- _To do_: Locate each line of the material that contains "займов", then return it.

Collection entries

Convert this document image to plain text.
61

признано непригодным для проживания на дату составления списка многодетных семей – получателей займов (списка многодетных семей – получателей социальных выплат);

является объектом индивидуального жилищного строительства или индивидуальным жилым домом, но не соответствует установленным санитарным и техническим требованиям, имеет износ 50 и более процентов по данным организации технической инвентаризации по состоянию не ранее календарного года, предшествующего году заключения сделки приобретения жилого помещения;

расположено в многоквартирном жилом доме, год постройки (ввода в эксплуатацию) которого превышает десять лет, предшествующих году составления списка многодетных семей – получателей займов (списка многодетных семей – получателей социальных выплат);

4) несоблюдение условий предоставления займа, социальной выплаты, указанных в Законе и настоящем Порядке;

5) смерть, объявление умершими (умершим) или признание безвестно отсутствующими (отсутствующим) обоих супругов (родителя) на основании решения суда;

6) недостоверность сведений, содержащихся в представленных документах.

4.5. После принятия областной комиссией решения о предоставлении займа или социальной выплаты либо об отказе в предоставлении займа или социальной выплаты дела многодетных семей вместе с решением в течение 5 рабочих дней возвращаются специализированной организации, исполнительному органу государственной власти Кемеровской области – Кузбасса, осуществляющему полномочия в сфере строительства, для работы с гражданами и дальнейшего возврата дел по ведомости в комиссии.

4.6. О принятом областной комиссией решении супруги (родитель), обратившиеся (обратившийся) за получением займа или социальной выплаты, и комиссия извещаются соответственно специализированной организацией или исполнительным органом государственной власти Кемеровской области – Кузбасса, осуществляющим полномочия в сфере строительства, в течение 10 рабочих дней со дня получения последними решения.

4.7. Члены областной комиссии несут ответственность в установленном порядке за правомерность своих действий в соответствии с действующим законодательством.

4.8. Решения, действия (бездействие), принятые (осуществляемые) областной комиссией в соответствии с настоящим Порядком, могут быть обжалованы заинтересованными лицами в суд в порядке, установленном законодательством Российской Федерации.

- _Final result_:
признано непригодным для проживания на дату составления списка многодетных семей – получателей займов (списка многодетных семей – получателей социальных выплат);
расположено в многоквартирном жилом доме, год постройки (ввода в эксплуатацию) которого превышает десять лет, предшествующих году составления списка многодетных семей – получателей займов (списка многодетных семей – получателей социальных выплат);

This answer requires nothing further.